PROBLEM:
Below is a listing; reproduce each line of it exactly.

RECORDS:
----
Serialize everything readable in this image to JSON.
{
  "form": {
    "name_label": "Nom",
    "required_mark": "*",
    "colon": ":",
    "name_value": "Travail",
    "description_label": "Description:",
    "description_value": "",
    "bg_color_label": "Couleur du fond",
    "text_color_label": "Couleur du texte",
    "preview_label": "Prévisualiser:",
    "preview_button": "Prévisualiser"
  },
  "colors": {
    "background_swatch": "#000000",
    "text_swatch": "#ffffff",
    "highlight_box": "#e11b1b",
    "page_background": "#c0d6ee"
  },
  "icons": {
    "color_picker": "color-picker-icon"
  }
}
----
THE COMPLETED TASK:
Serialize everything readable in this image to JSON.
{
  "form": {
    "name_label": "Nom",
    "required_mark": "*",
    "colon": ":",
    "name_value": "Travail",
    "description_label": "Description:",
    "description_value": "",
    "bg_color_label": "Couleur du fond",
    "text_color_label": "Couleur du texte",
    "preview_label": "Prévisualiser:",
    "preview_button": "Prévisualiser"
  },
  "colors": {
    "background_swatch": "#000000",
    "text_swatch": "#ffffff",
    "highlight_box": "#e11b1b",
    "page_background": "#c0d6ee"
  },
  "icons": {
    "color_picker": "color-picker-icon"
  }
}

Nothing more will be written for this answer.